TASK INSTRUCTIONS => Search the entries below. Return every line that has "user" in it.

Stored data:
[start]

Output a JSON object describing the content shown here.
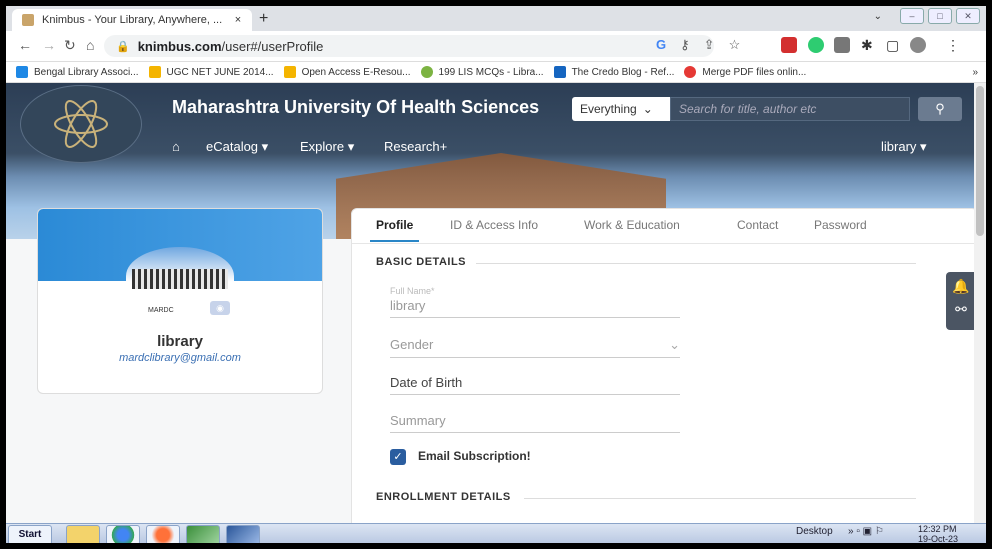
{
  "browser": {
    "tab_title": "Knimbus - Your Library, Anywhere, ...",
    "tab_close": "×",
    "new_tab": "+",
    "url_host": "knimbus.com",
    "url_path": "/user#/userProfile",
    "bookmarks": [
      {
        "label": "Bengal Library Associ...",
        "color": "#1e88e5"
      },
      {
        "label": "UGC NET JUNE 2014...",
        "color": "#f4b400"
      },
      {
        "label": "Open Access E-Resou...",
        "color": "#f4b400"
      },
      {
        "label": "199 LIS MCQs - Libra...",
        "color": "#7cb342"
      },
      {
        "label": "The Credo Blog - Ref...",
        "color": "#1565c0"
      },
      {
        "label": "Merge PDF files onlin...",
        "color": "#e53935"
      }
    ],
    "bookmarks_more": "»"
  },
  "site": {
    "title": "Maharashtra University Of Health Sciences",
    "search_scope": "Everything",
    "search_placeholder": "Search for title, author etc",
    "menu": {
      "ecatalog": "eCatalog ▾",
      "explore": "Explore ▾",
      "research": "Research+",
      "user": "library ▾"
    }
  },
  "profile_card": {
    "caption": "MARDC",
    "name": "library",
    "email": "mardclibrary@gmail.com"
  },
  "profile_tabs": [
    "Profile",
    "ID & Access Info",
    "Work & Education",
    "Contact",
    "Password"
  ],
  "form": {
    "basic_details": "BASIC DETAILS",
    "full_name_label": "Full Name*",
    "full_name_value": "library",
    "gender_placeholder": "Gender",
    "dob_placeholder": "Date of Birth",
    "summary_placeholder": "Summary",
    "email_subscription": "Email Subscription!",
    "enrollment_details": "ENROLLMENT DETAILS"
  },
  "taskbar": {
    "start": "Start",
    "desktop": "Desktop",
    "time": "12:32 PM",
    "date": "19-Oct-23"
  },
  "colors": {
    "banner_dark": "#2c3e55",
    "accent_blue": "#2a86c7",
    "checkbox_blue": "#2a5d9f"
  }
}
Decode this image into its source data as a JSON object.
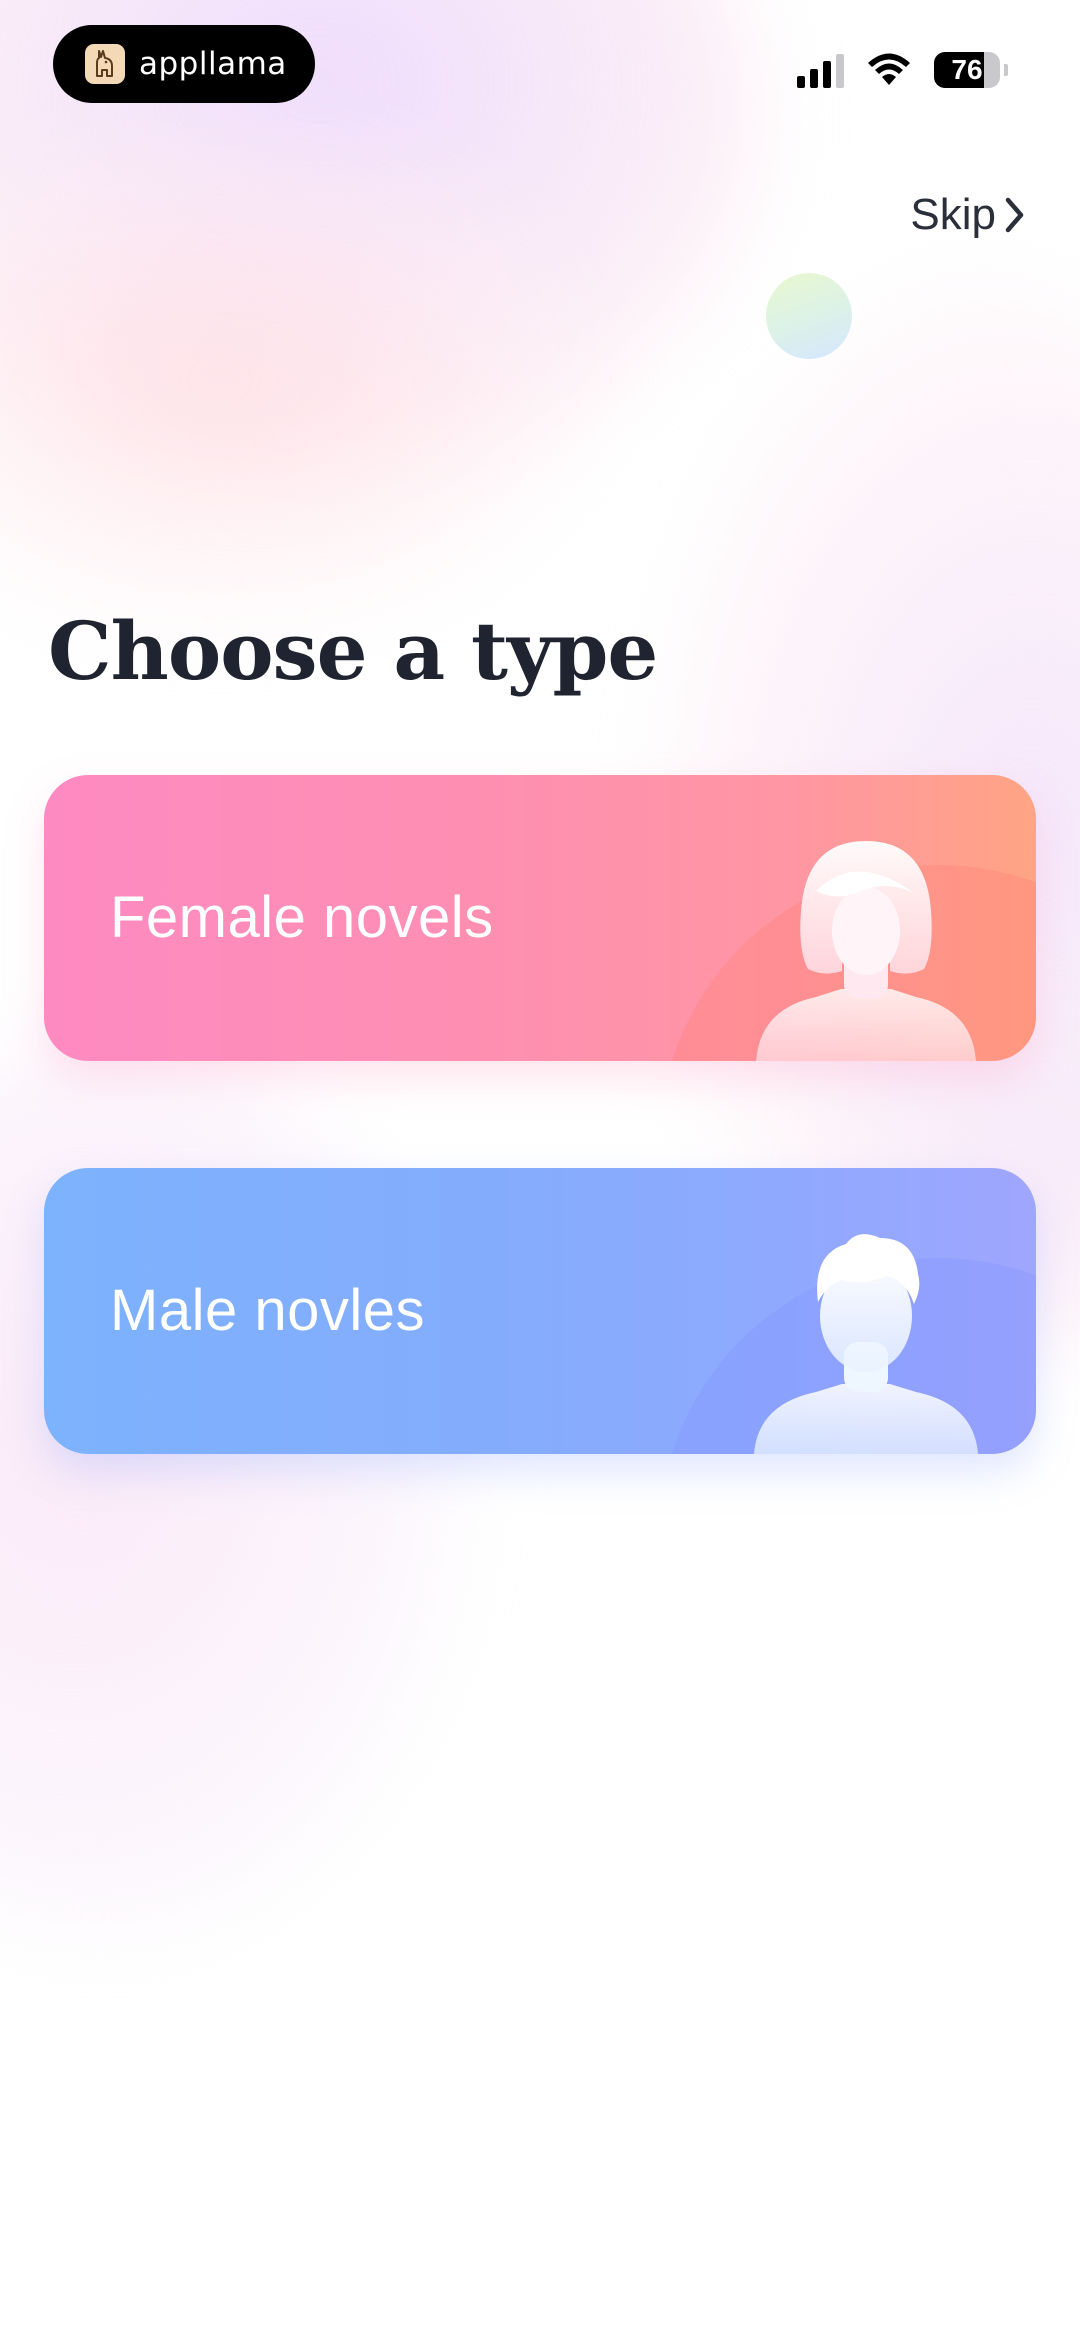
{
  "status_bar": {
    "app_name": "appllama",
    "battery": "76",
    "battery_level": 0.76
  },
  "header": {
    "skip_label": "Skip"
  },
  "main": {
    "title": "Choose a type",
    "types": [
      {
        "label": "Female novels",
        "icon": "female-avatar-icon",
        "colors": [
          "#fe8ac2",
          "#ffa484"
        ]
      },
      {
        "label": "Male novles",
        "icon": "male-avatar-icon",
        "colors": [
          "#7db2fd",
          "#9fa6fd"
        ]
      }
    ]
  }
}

[end]
[start]

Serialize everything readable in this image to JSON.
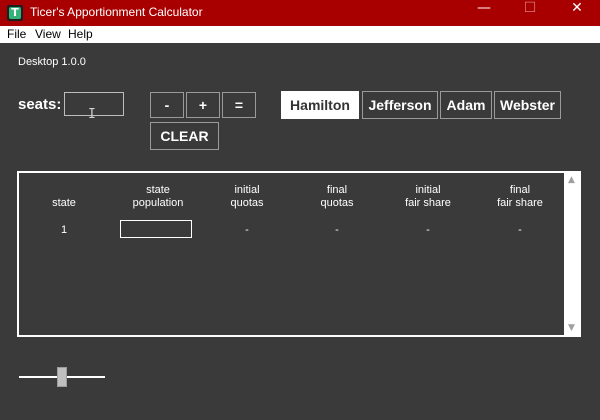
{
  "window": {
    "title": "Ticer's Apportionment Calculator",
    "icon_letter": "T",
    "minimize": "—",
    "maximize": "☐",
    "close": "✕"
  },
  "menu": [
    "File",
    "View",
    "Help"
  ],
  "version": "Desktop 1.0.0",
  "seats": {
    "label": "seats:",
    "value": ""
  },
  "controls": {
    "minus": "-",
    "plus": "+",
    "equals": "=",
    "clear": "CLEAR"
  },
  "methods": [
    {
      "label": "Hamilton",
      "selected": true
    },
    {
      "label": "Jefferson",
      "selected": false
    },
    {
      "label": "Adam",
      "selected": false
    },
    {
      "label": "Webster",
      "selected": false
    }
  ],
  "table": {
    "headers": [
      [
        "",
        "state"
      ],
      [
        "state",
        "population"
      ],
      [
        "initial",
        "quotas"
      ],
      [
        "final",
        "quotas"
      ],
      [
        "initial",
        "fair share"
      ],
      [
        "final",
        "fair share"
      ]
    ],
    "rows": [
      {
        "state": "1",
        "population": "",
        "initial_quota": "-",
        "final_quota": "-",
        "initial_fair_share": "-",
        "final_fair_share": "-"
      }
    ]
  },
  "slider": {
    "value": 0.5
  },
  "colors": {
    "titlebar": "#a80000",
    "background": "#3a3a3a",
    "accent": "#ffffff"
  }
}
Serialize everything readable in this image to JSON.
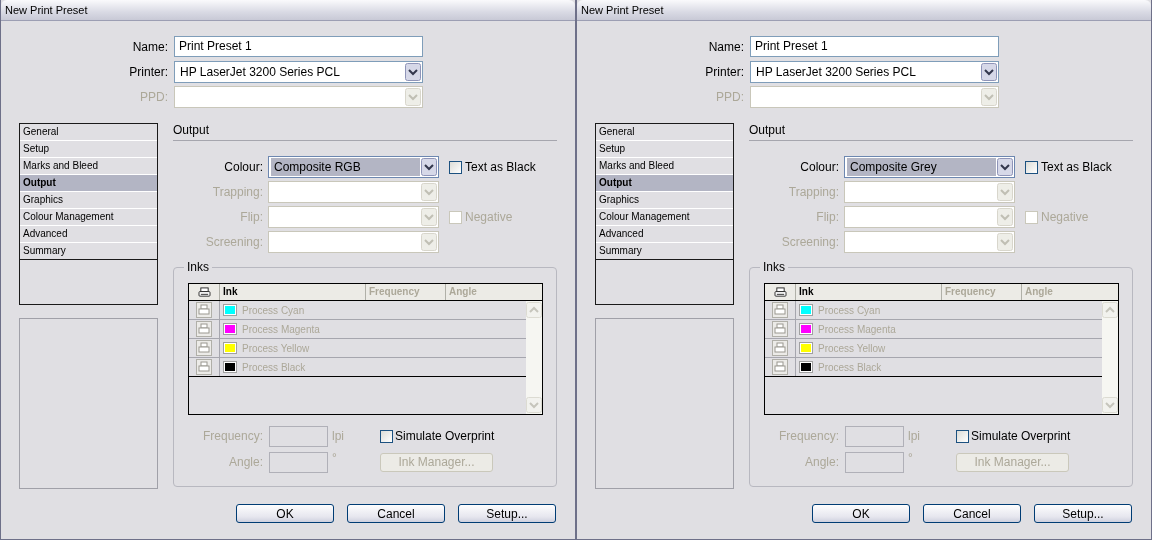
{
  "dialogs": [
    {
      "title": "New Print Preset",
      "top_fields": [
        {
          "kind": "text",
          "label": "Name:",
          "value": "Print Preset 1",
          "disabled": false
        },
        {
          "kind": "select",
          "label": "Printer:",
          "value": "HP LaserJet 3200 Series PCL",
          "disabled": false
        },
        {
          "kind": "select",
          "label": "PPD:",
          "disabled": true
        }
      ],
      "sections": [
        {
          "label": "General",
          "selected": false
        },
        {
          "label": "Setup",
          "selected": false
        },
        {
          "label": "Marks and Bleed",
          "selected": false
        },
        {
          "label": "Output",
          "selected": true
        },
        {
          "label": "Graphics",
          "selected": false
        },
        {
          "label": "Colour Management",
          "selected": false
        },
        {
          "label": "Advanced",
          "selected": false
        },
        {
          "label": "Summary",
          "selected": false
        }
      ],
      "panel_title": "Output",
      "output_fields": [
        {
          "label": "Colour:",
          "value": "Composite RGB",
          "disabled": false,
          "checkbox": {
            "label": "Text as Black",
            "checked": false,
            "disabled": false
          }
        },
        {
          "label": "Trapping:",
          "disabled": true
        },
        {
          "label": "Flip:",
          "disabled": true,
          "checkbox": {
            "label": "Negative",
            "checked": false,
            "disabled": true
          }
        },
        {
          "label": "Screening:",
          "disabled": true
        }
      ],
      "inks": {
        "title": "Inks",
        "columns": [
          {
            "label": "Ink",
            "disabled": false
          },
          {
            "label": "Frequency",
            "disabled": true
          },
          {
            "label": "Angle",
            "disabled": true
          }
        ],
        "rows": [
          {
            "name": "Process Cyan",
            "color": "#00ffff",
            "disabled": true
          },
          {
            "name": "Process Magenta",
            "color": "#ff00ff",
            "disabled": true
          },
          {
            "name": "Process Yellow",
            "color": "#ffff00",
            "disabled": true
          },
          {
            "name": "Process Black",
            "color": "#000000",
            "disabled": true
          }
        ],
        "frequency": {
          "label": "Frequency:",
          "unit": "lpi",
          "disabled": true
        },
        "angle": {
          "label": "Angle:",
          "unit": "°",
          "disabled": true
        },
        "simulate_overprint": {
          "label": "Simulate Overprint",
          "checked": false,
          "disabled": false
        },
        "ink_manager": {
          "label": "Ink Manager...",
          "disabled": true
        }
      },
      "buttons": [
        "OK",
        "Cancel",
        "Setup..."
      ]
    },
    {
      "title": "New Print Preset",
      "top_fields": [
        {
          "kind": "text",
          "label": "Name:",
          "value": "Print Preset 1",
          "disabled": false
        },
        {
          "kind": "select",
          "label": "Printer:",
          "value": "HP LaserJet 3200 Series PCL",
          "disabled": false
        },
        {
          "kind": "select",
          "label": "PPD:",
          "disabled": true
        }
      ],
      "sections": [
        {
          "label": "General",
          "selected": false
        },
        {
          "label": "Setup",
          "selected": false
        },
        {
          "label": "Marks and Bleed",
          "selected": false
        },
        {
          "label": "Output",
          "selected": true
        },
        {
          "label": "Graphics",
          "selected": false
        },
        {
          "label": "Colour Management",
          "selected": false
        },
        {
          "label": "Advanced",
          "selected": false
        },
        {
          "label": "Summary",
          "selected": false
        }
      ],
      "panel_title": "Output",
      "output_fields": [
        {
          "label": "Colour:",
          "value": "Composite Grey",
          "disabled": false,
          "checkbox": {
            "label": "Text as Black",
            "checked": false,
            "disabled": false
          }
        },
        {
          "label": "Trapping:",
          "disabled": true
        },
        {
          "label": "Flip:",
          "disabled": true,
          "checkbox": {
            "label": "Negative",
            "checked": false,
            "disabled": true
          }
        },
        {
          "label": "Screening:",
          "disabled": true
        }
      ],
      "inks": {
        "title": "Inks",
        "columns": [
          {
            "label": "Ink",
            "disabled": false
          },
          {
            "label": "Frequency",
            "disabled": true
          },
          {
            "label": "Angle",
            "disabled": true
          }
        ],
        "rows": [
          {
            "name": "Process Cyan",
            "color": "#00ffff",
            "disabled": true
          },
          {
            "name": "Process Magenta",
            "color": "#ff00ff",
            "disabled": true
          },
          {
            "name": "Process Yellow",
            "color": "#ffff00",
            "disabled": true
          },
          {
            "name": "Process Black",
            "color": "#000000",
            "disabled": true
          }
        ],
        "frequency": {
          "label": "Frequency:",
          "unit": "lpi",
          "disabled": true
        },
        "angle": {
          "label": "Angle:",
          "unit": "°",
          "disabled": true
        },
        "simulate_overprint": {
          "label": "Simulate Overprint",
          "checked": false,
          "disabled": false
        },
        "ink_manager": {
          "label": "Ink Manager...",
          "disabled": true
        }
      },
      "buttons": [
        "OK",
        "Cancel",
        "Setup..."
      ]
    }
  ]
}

[end]

RESPONSE =>
    "url_path": "/user#/userProfile",
      "user": "library ▾"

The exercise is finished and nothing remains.